* DATA FOR THIS EXERCISE:
**********

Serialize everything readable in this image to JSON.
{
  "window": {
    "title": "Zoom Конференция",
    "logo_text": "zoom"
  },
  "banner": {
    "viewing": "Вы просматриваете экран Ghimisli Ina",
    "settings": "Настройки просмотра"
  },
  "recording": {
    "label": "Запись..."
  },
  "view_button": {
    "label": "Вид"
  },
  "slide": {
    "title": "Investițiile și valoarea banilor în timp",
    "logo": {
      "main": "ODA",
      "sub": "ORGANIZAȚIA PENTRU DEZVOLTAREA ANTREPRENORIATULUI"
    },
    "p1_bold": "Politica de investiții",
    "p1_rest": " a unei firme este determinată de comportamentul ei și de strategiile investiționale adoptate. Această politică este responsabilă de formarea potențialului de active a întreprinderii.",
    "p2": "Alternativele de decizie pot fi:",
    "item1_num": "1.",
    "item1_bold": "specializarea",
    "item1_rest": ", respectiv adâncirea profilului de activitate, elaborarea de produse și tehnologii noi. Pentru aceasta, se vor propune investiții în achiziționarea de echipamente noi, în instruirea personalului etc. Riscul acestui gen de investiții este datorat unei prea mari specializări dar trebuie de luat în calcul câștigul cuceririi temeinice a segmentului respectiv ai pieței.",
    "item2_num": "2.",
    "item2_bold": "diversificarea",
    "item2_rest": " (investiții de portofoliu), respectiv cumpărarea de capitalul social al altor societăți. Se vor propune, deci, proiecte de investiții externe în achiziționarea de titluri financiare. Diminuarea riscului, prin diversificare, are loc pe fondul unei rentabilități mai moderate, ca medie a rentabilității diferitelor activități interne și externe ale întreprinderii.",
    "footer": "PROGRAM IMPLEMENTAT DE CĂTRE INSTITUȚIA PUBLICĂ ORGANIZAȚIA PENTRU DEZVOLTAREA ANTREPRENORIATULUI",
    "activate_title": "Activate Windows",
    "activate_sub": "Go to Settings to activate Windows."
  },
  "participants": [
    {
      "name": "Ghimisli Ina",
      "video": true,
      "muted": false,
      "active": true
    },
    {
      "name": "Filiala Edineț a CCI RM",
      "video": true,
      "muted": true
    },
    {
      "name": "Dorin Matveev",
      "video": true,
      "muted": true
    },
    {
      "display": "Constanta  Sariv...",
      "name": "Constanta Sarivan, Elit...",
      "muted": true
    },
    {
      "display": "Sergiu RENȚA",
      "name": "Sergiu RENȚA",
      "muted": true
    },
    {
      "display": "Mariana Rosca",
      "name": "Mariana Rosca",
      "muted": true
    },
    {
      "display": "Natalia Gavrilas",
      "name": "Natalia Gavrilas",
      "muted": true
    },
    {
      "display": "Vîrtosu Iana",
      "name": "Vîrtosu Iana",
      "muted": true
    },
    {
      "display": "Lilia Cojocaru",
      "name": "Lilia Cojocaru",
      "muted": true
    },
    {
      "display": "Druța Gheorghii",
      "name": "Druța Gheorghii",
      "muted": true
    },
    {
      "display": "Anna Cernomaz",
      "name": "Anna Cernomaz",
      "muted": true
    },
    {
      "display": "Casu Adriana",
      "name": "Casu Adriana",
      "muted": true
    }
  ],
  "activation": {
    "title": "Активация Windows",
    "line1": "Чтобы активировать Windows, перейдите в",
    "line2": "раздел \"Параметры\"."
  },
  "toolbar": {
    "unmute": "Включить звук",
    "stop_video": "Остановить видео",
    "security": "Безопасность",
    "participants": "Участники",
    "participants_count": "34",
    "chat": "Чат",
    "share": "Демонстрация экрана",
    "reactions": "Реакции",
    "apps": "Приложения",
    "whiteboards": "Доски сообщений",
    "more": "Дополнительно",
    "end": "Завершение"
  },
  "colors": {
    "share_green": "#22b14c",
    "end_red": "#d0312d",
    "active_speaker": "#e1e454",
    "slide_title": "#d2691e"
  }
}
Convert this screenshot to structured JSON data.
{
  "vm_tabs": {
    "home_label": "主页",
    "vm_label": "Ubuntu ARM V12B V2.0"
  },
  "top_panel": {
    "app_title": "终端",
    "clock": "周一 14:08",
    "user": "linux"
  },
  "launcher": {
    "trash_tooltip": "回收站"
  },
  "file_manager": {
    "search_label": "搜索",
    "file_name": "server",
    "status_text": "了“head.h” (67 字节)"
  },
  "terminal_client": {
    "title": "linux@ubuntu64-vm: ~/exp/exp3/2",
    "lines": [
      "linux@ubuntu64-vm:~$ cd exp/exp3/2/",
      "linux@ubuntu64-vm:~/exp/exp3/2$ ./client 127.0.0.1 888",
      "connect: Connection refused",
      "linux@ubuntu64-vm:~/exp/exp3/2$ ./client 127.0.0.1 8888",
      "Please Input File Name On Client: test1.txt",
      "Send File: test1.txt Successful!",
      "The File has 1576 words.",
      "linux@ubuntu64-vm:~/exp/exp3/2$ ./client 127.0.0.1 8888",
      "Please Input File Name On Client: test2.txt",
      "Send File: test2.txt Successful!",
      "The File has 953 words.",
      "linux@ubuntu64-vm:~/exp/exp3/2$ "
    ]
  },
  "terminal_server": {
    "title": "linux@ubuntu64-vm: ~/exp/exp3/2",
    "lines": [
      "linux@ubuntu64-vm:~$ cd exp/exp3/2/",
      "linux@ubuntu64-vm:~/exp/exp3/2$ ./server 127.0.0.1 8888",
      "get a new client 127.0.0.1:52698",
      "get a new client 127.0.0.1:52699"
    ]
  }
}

**********

* WHAT YOU NEED TO DO:
Your task is to transcribe the listing above in full, exactly as given.

* FINISHED EXERCISE:
Serialize everything readable in this image to JSON.
{
  "window": {
    "title": "Zoom Конференция",
    "logo_text": "zoom"
  },
  "banner": {
    "viewing": "Вы просматриваете экран Ghimisli Ina",
    "settings": "Настройки просмотра"
  },
  "recording": {
    "label": "Запись..."
  },
  "view_button": {
    "label": "Вид"
  },
  "slide": {
    "title": "Investițiile și valoarea banilor în timp",
    "logo": {
      "main": "ODA",
      "sub": "ORGANIZAȚIA PENTRU DEZVOLTAREA ANTREPRENORIATULUI"
    },
    "p1_bold": "Politica de investiții",
    "p1_rest": " a unei firme este determinată de comportamentul ei și de strategiile investiționale adoptate. Această politică este responsabilă de formarea potențialului de active a întreprinderii.",
    "p2": "Alternativele de decizie pot fi:",
    "item1_num": "1.",
    "item1_bold": "specializarea",
    "item1_rest": ", respectiv adâncirea profilului de activitate, elaborarea de produse și tehnologii noi. Pentru aceasta, se vor propune investiții în achiziționarea de echipamente noi, în instruirea personalului etc. Riscul acestui gen de investiții este datorat unei prea mari specializări dar trebuie de luat în calcul câștigul cuceririi temeinice a segmentului respectiv ai pieței.",
    "item2_num": "2.",
    "item2_bold": "diversificarea",
    "item2_rest": " (investiții de portofoliu), respectiv cumpărarea de capitalul social al altor societăți. Se vor propune, deci, proiecte de investiții externe în achiziționarea de titluri financiare. Diminuarea riscului, prin diversificare, are loc pe fondul unei rentabilități mai moderate, ca medie a rentabilității diferitelor activități interne și externe ale întreprinderii.",
    "footer": "PROGRAM IMPLEMENTAT DE CĂTRE INSTITUȚIA PUBLICĂ ORGANIZAȚIA PENTRU DEZVOLTAREA ANTREPRENORIATULUI",
    "activate_title": "Activate Windows",
    "activate_sub": "Go to Settings to activate Windows."
  },
  "participants": [
    {
      "name": "Ghimisli Ina",
      "video": true,
      "muted": false,
      "active": true
    },
    {
      "name": "Filiala Edineț a CCI RM",
      "video": true,
      "muted": true
    },
    {
      "name": "Dorin Matveev",
      "video": true,
      "muted": true
    },
    {
      "display": "Constanta  Sariv...",
      "name": "Constanta Sarivan, Elit...",
      "muted": true
    },
    {
      "display": "Sergiu RENȚA",
      "name": "Sergiu RENȚA",
      "muted": true
    },
    {
      "display": "Mariana Rosca",
      "name": "Mariana Rosca",
      "muted": true
    },
    {
      "display": "Natalia Gavrilas",
      "name": "Natalia Gavrilas",
      "muted": true
    },
    {
      "display": "Vîrtosu Iana",
      "name": "Vîrtosu Iana",
      "muted": true
    },
    {
      "display": "Lilia Cojocaru",
      "name": "Lilia Cojocaru",
      "muted": true
    },
    {
      "display": "Druța Gheorghii",
      "name": "Druța Gheorghii",
      "muted": true
    },
    {
      "display": "Anna Cernomaz",
      "name": "Anna Cernomaz",
      "muted": true
    },
    {
      "display": "Casu Adriana",
      "name": "Casu Adriana",
      "muted": true
    }
  ],
  "activation": {
    "title": "Активация Windows",
    "line1": "Чтобы активировать Windows, перейдите в",
    "line2": "раздел \"Параметры\"."
  },
  "toolbar": {
    "unmute": "Включить звук",
    "stop_video": "Остановить видео",
    "security": "Безопасность",
    "participants": "Участники",
    "participants_count": "34",
    "chat": "Чат",
    "share": "Демонстрация экрана",
    "reactions": "Реакции",
    "apps": "Приложения",
    "whiteboards": "Доски сообщений",
    "more": "Дополнительно",
    "end": "Завершение"
  },
  "colors": {
    "share_green": "#22b14c",
    "end_red": "#d0312d",
    "active_speaker": "#e1e454",
    "slide_title": "#d2691e"
  }
}
Convert this screenshot to structured JSON data.
{
  "vm_tabs": {
    "home_label": "主页",
    "vm_label": "Ubuntu ARM V12B V2.0"
  },
  "top_panel": {
    "app_title": "终端",
    "clock": "周一 14:08",
    "user": "linux"
  },
  "launcher": {
    "trash_tooltip": "回收站"
  },
  "file_manager": {
    "search_label": "搜索",
    "file_name": "server",
    "status_text": "了“head.h” (67 字节)"
  },
  "terminal_client": {
    "title": "linux@ubuntu64-vm: ~/exp/exp3/2",
    "lines": [
      "linux@ubuntu64-vm:~$ cd exp/exp3/2/",
      "linux@ubuntu64-vm:~/exp/exp3/2$ ./client 127.0.0.1 888",
      "connect: Connection refused",
      "linux@ubuntu64-vm:~/exp/exp3/2$ ./client 127.0.0.1 8888",
      "Please Input File Name On Client: test1.txt",
      "Send File: test1.txt Successful!",
      "The File has 1576 words.",
      "linux@ubuntu64-vm:~/exp/exp3/2$ ./client 127.0.0.1 8888",
      "Please Input File Name On Client: test2.txt",
      "Send File: test2.txt Successful!",
      "The File has 953 words.",
      "linux@ubuntu64-vm:~/exp/exp3/2$ "
    ]
  },
  "terminal_server": {
    "title": "linux@ubuntu64-vm: ~/exp/exp3/2",
    "lines": [
      "linux@ubuntu64-vm:~$ cd exp/exp3/2/",
      "linux@ubuntu64-vm:~/exp/exp3/2$ ./server 127.0.0.1 8888",
      "get a new client 127.0.0.1:52698",
      "get a new client 127.0.0.1:52699"
    ]
  }
}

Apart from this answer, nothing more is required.